Data items
>>>>>
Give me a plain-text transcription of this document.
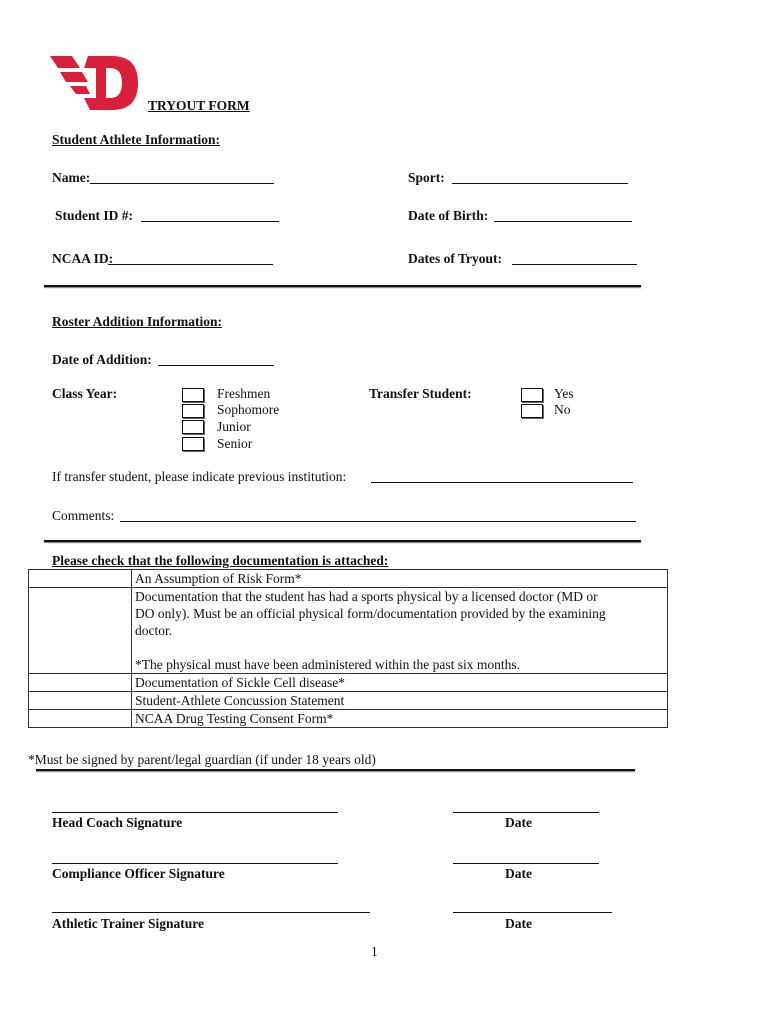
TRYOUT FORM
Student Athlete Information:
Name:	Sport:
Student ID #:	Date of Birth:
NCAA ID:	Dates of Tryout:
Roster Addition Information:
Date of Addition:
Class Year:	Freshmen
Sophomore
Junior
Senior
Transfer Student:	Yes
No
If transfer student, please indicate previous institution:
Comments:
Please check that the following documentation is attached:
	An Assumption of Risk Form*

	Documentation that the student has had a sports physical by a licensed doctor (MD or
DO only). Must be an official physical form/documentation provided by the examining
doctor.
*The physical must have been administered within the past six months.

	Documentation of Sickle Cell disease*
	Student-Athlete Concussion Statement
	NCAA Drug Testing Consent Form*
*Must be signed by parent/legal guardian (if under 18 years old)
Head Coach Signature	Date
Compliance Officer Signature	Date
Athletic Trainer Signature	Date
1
<<<<<
>>>>>
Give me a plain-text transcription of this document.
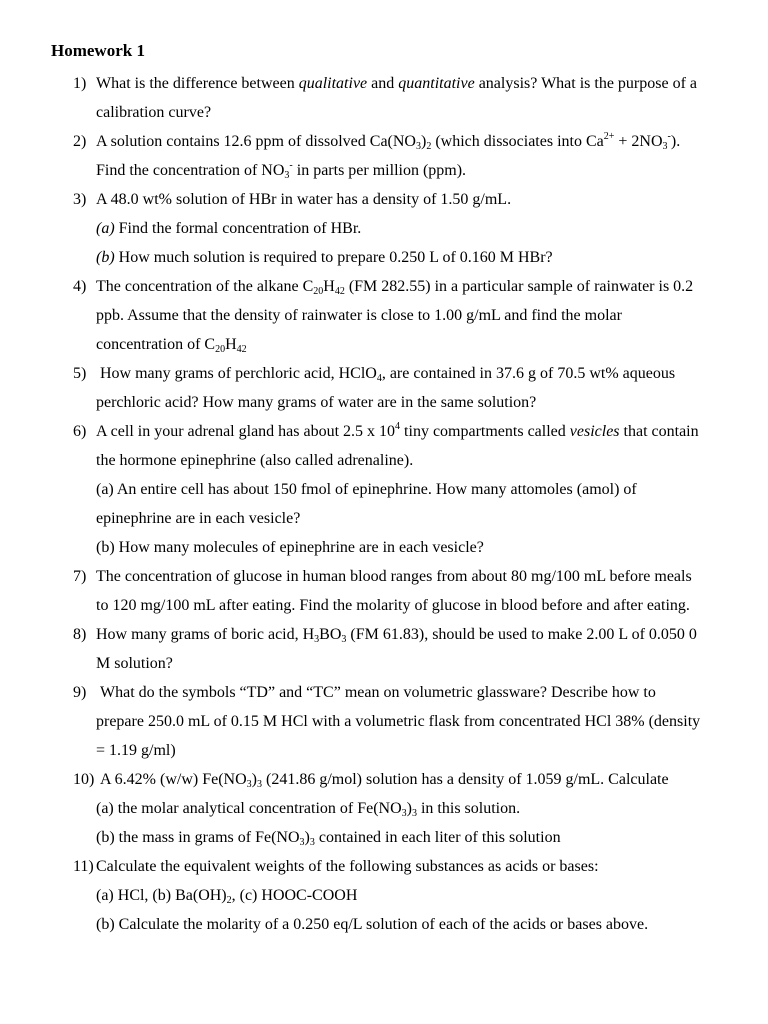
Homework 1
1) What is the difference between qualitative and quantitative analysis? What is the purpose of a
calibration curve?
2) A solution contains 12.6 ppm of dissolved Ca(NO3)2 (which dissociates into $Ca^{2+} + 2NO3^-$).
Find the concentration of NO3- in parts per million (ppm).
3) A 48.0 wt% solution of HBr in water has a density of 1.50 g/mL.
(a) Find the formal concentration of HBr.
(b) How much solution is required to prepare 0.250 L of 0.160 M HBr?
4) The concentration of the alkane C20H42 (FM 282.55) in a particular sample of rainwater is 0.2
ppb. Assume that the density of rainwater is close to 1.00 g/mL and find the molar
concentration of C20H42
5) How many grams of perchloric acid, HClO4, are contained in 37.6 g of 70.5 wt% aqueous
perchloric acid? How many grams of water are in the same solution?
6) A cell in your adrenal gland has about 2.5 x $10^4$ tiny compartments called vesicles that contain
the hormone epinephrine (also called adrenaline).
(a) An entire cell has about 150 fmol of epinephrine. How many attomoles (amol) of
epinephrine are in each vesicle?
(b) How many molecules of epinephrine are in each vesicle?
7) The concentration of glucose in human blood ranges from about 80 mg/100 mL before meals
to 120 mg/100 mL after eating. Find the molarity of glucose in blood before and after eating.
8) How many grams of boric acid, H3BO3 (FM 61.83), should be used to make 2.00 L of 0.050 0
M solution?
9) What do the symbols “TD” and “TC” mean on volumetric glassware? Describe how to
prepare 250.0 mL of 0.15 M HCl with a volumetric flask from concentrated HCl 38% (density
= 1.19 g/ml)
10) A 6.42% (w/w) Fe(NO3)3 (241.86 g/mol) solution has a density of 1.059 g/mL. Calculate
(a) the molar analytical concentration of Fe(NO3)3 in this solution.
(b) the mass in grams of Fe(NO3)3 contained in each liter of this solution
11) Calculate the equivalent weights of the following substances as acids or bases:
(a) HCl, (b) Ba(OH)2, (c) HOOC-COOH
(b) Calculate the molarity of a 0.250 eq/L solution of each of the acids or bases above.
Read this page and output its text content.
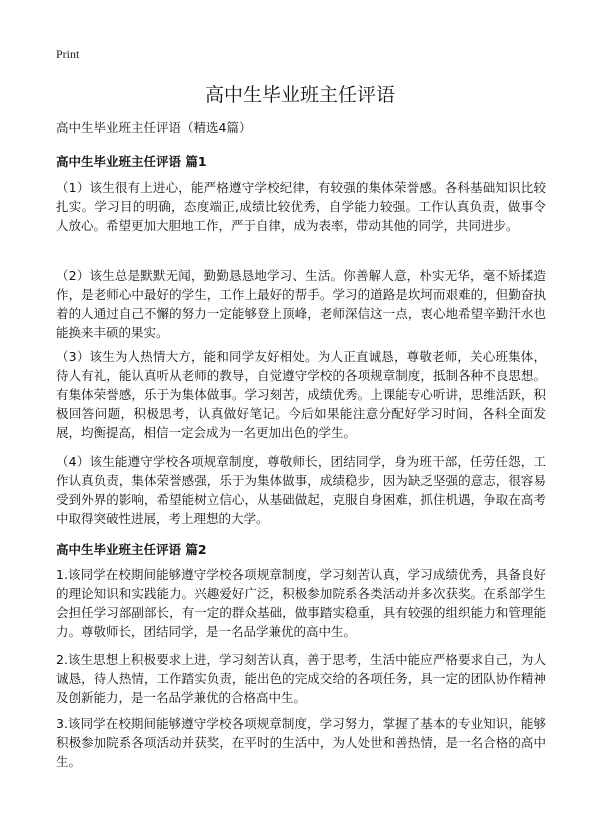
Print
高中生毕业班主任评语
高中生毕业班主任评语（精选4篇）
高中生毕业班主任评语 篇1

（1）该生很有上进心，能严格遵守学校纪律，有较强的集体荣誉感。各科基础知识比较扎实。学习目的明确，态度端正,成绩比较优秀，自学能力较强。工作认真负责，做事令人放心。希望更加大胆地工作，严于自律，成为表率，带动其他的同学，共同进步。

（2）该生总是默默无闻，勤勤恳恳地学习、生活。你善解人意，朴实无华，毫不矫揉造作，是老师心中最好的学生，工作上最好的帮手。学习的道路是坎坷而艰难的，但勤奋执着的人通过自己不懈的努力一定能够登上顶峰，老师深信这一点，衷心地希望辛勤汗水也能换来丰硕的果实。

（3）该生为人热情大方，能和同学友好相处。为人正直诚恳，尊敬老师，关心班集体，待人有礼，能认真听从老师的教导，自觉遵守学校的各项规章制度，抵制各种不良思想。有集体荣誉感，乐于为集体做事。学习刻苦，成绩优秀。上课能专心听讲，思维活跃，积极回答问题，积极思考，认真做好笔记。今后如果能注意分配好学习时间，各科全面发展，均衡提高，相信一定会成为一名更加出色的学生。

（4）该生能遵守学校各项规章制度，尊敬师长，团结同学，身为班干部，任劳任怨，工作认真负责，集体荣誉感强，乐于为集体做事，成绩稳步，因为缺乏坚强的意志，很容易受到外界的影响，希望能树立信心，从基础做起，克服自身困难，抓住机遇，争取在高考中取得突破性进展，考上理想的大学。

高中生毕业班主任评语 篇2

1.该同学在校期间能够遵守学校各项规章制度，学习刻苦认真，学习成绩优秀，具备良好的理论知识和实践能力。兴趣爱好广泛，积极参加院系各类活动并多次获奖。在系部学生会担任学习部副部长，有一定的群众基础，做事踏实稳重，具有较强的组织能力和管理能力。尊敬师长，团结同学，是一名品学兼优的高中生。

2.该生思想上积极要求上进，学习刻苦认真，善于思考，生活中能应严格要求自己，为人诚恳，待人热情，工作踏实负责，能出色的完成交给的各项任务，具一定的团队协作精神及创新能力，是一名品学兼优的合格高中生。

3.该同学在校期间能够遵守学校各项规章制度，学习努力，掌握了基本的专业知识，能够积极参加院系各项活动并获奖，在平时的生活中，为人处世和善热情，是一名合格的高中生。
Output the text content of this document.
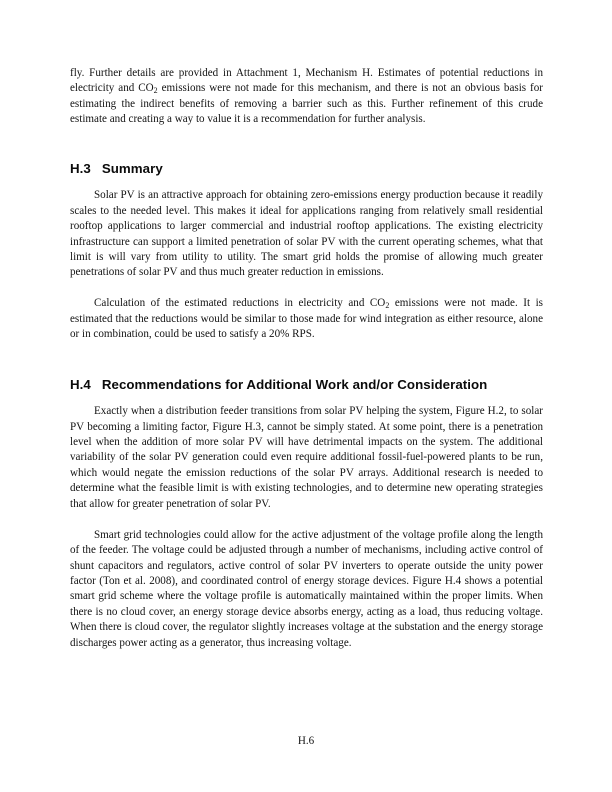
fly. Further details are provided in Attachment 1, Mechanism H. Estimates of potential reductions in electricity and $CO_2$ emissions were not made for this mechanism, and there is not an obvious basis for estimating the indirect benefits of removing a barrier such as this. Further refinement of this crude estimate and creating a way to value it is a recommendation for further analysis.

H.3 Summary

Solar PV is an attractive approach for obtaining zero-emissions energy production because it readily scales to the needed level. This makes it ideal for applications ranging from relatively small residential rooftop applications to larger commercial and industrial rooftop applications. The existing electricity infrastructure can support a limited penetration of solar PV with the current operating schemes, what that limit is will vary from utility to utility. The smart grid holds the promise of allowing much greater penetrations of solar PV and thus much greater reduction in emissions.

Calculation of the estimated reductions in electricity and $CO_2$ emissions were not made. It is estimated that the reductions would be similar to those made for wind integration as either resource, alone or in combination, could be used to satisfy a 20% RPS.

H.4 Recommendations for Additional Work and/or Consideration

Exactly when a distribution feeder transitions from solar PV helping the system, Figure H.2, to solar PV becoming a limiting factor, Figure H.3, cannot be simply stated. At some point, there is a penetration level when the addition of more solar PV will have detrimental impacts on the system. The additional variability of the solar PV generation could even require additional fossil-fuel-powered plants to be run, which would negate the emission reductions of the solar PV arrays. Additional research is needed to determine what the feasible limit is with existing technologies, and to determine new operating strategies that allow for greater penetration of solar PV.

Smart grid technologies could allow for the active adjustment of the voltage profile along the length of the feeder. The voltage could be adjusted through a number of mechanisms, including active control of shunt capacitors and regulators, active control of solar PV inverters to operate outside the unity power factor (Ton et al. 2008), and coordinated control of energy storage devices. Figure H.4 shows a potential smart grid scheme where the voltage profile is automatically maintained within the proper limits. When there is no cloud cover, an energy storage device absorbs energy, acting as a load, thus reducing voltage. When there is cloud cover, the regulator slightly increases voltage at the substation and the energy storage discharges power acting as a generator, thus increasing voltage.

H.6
<<<<<
>>>>>
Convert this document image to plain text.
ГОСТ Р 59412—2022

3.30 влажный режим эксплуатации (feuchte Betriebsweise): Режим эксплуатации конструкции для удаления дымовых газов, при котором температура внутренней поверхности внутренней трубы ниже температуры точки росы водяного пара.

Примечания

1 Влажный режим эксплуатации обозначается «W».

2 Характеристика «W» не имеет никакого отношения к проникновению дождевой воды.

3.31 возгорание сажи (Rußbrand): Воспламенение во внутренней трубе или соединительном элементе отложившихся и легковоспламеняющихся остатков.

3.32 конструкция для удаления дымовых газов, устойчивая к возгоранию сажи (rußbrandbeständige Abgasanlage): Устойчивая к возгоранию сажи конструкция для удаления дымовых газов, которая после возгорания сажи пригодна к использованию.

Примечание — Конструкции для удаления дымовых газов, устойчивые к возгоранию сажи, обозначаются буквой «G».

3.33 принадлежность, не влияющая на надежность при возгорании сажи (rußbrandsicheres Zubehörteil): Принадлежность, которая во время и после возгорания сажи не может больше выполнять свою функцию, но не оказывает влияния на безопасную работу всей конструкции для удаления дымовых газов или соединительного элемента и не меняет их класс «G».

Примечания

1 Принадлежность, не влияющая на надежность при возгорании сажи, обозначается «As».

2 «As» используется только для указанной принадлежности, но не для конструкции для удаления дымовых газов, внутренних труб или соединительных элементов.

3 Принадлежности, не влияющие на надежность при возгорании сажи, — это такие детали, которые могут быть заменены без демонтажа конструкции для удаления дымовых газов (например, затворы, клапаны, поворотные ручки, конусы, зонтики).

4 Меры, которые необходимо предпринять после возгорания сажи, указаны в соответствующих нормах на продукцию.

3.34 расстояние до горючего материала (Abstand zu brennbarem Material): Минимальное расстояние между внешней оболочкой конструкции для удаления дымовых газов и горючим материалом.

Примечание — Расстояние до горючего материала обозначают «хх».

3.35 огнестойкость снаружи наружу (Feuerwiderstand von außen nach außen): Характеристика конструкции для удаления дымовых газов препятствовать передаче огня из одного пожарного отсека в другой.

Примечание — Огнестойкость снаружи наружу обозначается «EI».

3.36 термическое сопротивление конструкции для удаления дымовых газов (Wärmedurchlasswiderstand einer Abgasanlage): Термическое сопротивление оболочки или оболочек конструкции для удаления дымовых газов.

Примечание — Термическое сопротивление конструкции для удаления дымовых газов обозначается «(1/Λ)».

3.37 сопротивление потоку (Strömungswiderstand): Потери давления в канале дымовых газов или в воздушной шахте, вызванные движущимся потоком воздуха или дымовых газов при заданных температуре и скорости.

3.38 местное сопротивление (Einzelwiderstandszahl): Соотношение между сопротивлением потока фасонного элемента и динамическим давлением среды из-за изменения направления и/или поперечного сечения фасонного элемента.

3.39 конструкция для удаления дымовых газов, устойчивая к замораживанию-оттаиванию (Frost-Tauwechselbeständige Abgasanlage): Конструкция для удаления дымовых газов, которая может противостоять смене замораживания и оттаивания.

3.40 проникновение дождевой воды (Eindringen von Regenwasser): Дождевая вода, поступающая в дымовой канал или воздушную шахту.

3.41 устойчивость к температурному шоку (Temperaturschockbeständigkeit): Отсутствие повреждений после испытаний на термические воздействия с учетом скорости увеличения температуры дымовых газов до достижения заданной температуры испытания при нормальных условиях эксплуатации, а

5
<<<<<
**Work to do**
Copy each line of the entries that includes the word "Signature".

**Full solution**
Head Coach Signature	Date
Compliance Officer Signature	Date
Athletic Trainer Signature	Date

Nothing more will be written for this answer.